◆ DATA FOR PROCESSING
####################
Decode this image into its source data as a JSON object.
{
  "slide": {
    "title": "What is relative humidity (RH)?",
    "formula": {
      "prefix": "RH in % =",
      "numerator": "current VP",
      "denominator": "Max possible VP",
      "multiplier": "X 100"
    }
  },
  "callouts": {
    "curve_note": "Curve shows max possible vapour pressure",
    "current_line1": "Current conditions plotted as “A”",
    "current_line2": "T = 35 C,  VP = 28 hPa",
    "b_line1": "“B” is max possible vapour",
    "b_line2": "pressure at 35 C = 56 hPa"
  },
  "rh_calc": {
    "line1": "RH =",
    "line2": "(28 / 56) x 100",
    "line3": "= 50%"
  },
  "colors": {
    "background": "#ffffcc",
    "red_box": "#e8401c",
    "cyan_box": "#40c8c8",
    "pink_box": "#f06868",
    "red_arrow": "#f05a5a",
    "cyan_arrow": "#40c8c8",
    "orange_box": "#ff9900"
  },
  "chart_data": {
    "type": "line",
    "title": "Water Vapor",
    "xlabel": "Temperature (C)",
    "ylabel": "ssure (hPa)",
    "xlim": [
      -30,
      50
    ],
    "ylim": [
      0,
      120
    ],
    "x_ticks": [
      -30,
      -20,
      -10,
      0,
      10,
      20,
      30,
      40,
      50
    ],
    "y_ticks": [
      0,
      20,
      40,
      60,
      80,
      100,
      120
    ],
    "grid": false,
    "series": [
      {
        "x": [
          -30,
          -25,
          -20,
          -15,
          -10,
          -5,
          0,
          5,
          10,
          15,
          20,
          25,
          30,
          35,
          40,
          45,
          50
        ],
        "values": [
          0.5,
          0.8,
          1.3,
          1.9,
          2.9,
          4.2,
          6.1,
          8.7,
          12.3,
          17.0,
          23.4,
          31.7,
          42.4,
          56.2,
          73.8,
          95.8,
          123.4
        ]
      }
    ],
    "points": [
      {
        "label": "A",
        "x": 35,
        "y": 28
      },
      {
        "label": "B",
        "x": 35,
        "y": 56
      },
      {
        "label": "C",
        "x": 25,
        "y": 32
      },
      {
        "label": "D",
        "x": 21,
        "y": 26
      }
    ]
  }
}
####################
◆ EXERCISE
Repeat the lines above exactly.

◆ CORRECT ANSWER
Decode this image into its source data as a JSON object.
{
  "slide": {
    "title": "What is relative humidity (RH)?",
    "formula": {
      "prefix": "RH in % =",
      "numerator": "current VP",
      "denominator": "Max possible VP",
      "multiplier": "X 100"
    }
  },
  "callouts": {
    "curve_note": "Curve shows max possible vapour pressure",
    "current_line1": "Current conditions plotted as “A”",
    "current_line2": "T = 35 C,  VP = 28 hPa",
    "b_line1": "“B” is max possible vapour",
    "b_line2": "pressure at 35 C = 56 hPa"
  },
  "rh_calc": {
    "line1": "RH =",
    "line2": "(28 / 56) x 100",
    "line3": "= 50%"
  },
  "colors": {
    "background": "#ffffcc",
    "red_box": "#e8401c",
    "cyan_box": "#40c8c8",
    "pink_box": "#f06868",
    "red_arrow": "#f05a5a",
    "cyan_arrow": "#40c8c8",
    "orange_box": "#ff9900"
  },
  "chart_data": {
    "type": "line",
    "title": "Water Vapor",
    "xlabel": "Temperature (C)",
    "ylabel": "ssure (hPa)",
    "xlim": [
      -30,
      50
    ],
    "ylim": [
      0,
      120
    ],
    "x_ticks": [
      -30,
      -20,
      -10,
      0,
      10,
      20,
      30,
      40,
      50
    ],
    "y_ticks": [
      0,
      20,
      40,
      60,
      80,
      100,
      120
    ],
    "grid": false,
    "series": [
      {
        "x": [
          -30,
          -25,
          -20,
          -15,
          -10,
          -5,
          0,
          5,
          10,
          15,
          20,
          25,
          30,
          35,
          40,
          45,
          50
        ],
        "values": [
          0.5,
          0.8,
          1.3,
          1.9,
          2.9,
          4.2,
          6.1,
          8.7,
          12.3,
          17.0,
          23.4,
          31.7,
          42.4,
          56.2,
          73.8,
          95.8,
          123.4
        ]
      }
    ],
    "points": [
      {
        "label": "A",
        "x": 35,
        "y": 28
      },
      {
        "label": "B",
        "x": 35,
        "y": 56
      },
      {
        "label": "C",
        "x": 25,
        "y": 32
      },
      {
        "label": "D",
        "x": 21,
        "y": 26
      }
    ]
  }
}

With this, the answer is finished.